● Layout dataset entries
※

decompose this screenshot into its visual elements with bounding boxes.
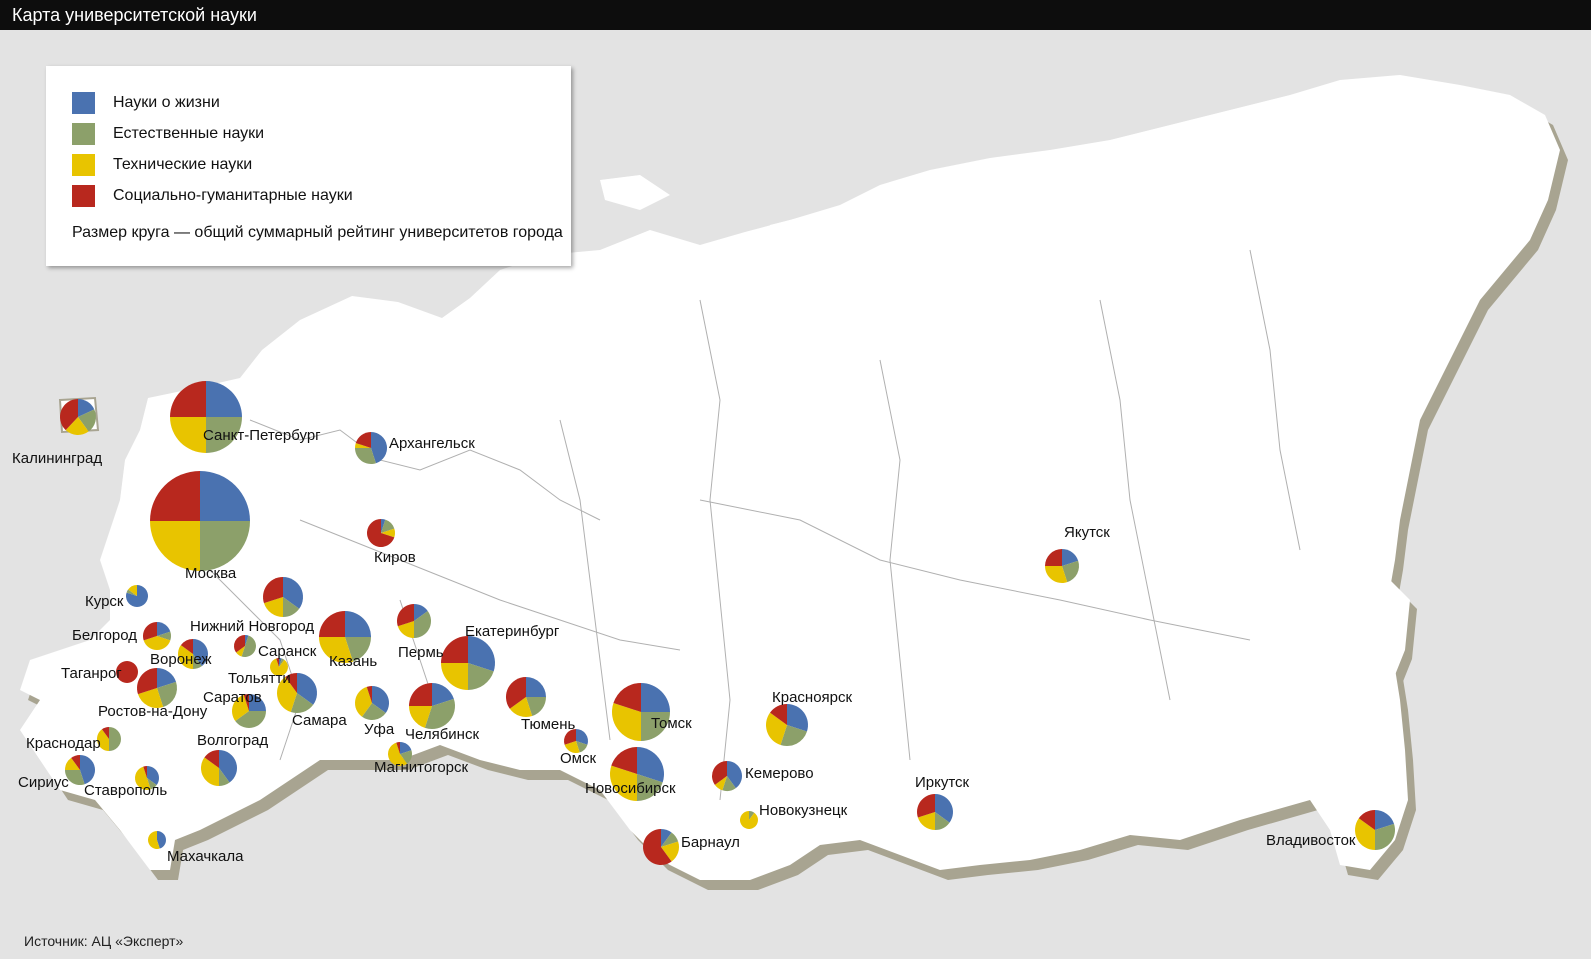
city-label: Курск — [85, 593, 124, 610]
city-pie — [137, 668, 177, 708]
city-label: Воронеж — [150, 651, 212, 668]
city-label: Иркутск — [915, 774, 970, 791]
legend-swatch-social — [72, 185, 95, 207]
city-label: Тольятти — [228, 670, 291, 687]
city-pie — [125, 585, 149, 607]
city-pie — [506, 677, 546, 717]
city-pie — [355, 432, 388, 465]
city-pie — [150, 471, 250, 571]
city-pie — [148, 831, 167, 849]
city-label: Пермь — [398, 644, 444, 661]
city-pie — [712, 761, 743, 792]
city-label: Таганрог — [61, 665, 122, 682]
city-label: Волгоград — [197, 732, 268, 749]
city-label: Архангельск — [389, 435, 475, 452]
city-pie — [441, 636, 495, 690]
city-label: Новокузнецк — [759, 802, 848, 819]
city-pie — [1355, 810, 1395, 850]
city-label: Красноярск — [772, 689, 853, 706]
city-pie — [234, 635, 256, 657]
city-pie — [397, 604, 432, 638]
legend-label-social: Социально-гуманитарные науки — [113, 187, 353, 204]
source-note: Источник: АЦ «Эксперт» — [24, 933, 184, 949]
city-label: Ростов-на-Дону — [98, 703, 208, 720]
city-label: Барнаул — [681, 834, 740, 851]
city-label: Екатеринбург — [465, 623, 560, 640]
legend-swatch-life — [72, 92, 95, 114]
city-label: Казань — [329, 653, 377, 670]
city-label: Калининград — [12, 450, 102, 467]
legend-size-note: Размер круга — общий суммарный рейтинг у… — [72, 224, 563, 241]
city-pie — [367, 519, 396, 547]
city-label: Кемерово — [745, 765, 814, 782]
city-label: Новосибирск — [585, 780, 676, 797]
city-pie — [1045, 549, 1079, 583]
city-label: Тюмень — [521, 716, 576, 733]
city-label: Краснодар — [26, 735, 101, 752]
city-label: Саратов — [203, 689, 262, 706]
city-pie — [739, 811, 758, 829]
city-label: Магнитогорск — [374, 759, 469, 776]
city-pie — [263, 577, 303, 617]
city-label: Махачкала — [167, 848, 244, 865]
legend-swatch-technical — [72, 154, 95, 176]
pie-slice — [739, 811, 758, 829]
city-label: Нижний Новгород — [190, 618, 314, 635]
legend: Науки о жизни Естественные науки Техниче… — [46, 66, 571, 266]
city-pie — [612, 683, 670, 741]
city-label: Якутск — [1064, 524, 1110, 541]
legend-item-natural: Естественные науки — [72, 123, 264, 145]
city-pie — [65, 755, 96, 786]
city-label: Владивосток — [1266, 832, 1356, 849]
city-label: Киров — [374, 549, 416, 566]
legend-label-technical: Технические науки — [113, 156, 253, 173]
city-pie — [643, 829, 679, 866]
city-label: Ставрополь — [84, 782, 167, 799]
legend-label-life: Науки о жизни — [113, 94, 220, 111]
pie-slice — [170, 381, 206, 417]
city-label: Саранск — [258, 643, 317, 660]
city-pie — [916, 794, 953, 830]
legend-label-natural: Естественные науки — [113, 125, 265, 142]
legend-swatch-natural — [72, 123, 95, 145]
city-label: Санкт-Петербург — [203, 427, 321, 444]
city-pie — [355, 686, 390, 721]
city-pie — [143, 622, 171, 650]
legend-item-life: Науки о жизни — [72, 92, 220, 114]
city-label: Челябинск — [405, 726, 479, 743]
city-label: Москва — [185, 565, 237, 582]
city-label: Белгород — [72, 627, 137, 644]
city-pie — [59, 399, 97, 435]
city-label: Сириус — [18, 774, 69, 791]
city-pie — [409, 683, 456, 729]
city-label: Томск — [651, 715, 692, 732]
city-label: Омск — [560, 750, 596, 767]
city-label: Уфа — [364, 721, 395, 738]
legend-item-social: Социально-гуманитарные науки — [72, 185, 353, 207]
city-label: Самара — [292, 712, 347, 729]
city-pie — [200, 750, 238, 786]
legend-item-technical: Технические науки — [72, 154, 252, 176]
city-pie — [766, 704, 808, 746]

※

Update all of the material by replacing every occurrence of "city-label" with "town-label" and leaving everything else unchanged. Leave the pictures out of the answer.

decompose this screenshot into its visual elements with bounding boxes.
town-label: Курск — [85, 593, 124, 610]
city-pie — [137, 668, 177, 708]
town-label: Воронеж — [150, 651, 212, 668]
town-label: Иркутск — [915, 774, 970, 791]
legend-swatch-social — [72, 185, 95, 207]
town-label: Тольятти — [228, 670, 291, 687]
city-pie — [125, 585, 149, 607]
city-pie — [506, 677, 546, 717]
city-pie — [355, 432, 388, 465]
city-pie — [150, 471, 250, 571]
city-pie — [148, 831, 167, 849]
town-label: Пермь — [398, 644, 444, 661]
city-pie — [712, 761, 743, 792]
town-label: Таганрог — [61, 665, 122, 682]
town-label: Волгоград — [197, 732, 268, 749]
town-label: Архангельск — [389, 435, 475, 452]
city-pie — [441, 636, 495, 690]
town-label: Новокузнецк — [759, 802, 848, 819]
city-pie — [1355, 810, 1395, 850]
town-label: Красноярск — [772, 689, 853, 706]
city-pie — [234, 635, 256, 657]
city-pie — [397, 604, 432, 638]
legend-label-social: Социально-гуманитарные науки — [113, 187, 353, 204]
source-note: Источник: АЦ «Эксперт» — [24, 933, 184, 949]
town-label: Ростов-на-Дону — [98, 703, 208, 720]
town-label: Барнаул — [681, 834, 740, 851]
town-label: Екатеринбург — [465, 623, 560, 640]
legend-swatch-life — [72, 92, 95, 114]
town-label: Казань — [329, 653, 377, 670]
town-label: Калининград — [12, 450, 102, 467]
legend-size-note: Размер круга — общий суммарный рейтинг у… — [72, 224, 563, 241]
city-pie — [367, 519, 396, 547]
town-label: Кемерово — [745, 765, 814, 782]
town-label: Новосибирск — [585, 780, 676, 797]
city-pie — [1045, 549, 1079, 583]
town-label: Тюмень — [521, 716, 576, 733]
town-label: Краснодар — [26, 735, 101, 752]
town-label: Саратов — [203, 689, 262, 706]
city-pie — [739, 811, 758, 829]
town-label: Магнитогорск — [374, 759, 469, 776]
city-pie — [263, 577, 303, 617]
town-label: Махачкала — [167, 848, 244, 865]
legend-swatch-technical — [72, 154, 95, 176]
pie-slice — [739, 811, 758, 829]
town-label: Нижний Новгород — [190, 618, 314, 635]
legend: Науки о жизни Естественные науки Техниче… — [46, 66, 571, 266]
city-pie — [612, 683, 670, 741]
town-label: Якутск — [1064, 524, 1110, 541]
legend-item-natural: Естественные науки — [72, 123, 264, 145]
city-pie — [65, 755, 96, 786]
town-label: Владивосток — [1266, 832, 1356, 849]
town-label: Киров — [374, 549, 416, 566]
legend-label-technical: Технические науки — [113, 156, 253, 173]
city-pie — [643, 829, 679, 866]
town-label: Ставрополь — [84, 782, 167, 799]
legend-label-life: Науки о жизни — [113, 94, 220, 111]
pie-slice — [170, 381, 206, 417]
town-label: Саранск — [258, 643, 317, 660]
city-pie — [916, 794, 953, 830]
legend-label-natural: Естественные науки — [113, 125, 265, 142]
legend-swatch-natural — [72, 123, 95, 145]
town-label: Санкт-Петербург — [203, 427, 321, 444]
city-pie — [355, 686, 390, 721]
city-pie — [143, 622, 171, 650]
legend-item-life: Науки о жизни — [72, 92, 220, 114]
town-label: Челябинск — [405, 726, 479, 743]
town-label: Москва — [185, 565, 237, 582]
town-label: Белгород — [72, 627, 137, 644]
city-pie — [59, 399, 97, 435]
town-label: Сириус — [18, 774, 69, 791]
city-pie — [409, 683, 456, 729]
town-label: Томск — [651, 715, 692, 732]
town-label: Омск — [560, 750, 596, 767]
town-label: Уфа — [364, 721, 395, 738]
legend-item-social: Социально-гуманитарные науки — [72, 185, 353, 207]
town-label: Самара — [292, 712, 347, 729]
city-pie — [200, 750, 238, 786]
legend-item-technical: Технические науки — [72, 154, 252, 176]
city-pie — [766, 704, 808, 746]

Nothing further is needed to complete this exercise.